== Page text
The index C22 represents the average annual variation of the empty storage capacity of the soil reservoir for the root zone:

$${\mathrm{C}}_{\mathrm{w}}=\sqrt{\frac{{{\displaystyle \sum }}_{\mathrm{j}=1}^{\mathrm{m}}{\left({{\displaystyle \sum }}_{\mathrm{i}=1}^{\mathrm{n}}\left(\left(\mathrm{FC}\left(\mathrm{i}\right)-{\mathsf{\theta }}_{\mathrm{j}}\left(\mathrm{i}\right)\right)·{\mathrm{D}}_{\mathrm{i}}\right)-\overline{{\mathrm{W}}_{\mathrm{e}}}\right)}^2}{\mathrm{m}}}/\overline{{\mathrm{W}}_{\mathrm{e}}}$$

(5)

where $C_w$ is the average annual variation of the empty storage capacity of the soil reservoir, in millimetres. The other terms are the same as those described in Equation (4).

Index of Degree of Matching between the Soil Water Supply and Crop Water Demand (C3)

In this study, the two second-class indexes (C31 and C32) were originally introduced to characterise the matching degree between the soil water supply and crop water demand. The index C31 represents the temporal matching degree between the soil water supply and crop water demand:

$${\mathrm{m}}_{\mathrm{ti}}=\{\begin{array}{c}{\mathrm{e}}^{\frac{{\mathrm{RC}}_{\mathrm{i}}-{\mathrm{DE}}_{\mathrm{i}}-{\mathrm{IR}}_{\mathrm{i}}}{{\mathrm{DE}}_{\mathrm{i}}}}, \mathrm{if} {\mathrm{RC}}_{\mathrm{i}}-{\mathrm{DE}}_{\mathrm{i}}-{\mathrm{IR}}_{\mathrm{i}}<0\\ 1 ,\mathrm{if} {\mathrm{RC}}_{\mathrm{i}}-{\mathrm{DE}}_{\mathrm{i}}-{\mathrm{IR}}_{\mathrm{i}}\ge 0\end{array}$$

(6)

$${\mathrm{m}}_{\mathrm{t}}=\frac{{{\displaystyle \sum }}_{\mathrm{i}=1}^{\mathrm{n}}{\mathrm{m}}_{\mathrm{ti}}}{\mathrm{n}}$$

(7)

where $m_{ti}$ represents the temporal matching degree between the soil water supply and crop water demand in month $i$ in the growing period, with values ranging from 0 to 1; $m_t$ is the average temporal matching degree between the soil water supply and crop water demand in the entire growing period; and $n$ is the number of months in the entire growing period for a specific planting structure. $D{E}_i$ represents the total crop water demand in month $i$, and $I{R}_i$ represents the total artificial irrigation amount in month $i$, both in millimetres, because the concept of temporal matching degree between soil water supply and crop water demand does not consider the influence of artificial irrigation. Therefore, the irrigation amount should be excluded to calculate the index (C31). $R{C}_i$ is the total available soil water supply in month $i$, in millimetres. When $R{C}_i=E{T}_i+RE{S}_i$, where $E{T}_i$ is the total water evaporated from the crop and soil to the air in month $i$, $RE{S}_i$ is the effective soil water remaining in the soil layer profile at the end of month $i$.
====
== Dataset content
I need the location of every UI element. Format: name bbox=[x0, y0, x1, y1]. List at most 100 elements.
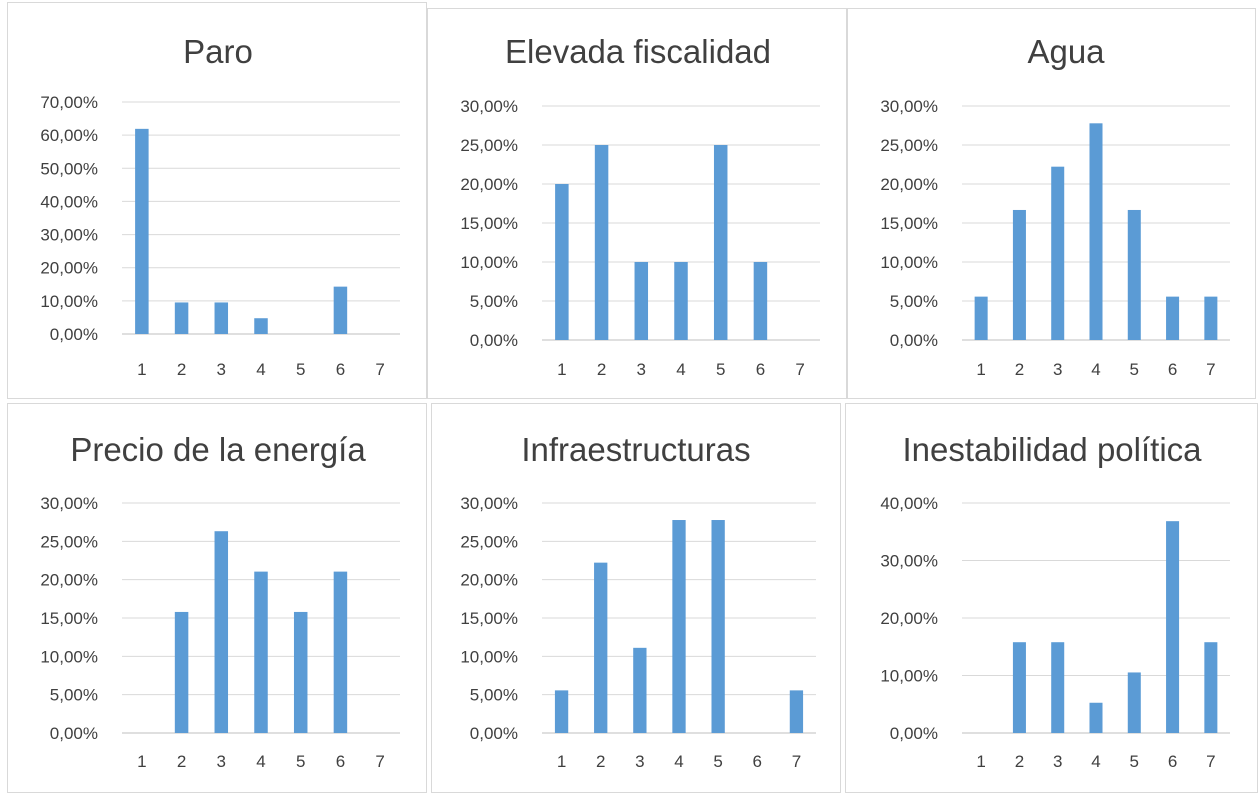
====
_Task requirements:_
1 - According to the soil water page text, what range of values can the monthly temporal matching degree m_ti take?
2 - Copy out everything in the soil water page text from "where $C_w$ is" down to "in Equation (4).".
Work only from the page text and ignore the material.

_Worked solutions:_
1 - It ranges from 0 to 1.

2 -
where $C_w$ is the average annual variation of the empty storage capacity of the soil reservoir, in millimetres. The other terms are the same as those described in Equation (4).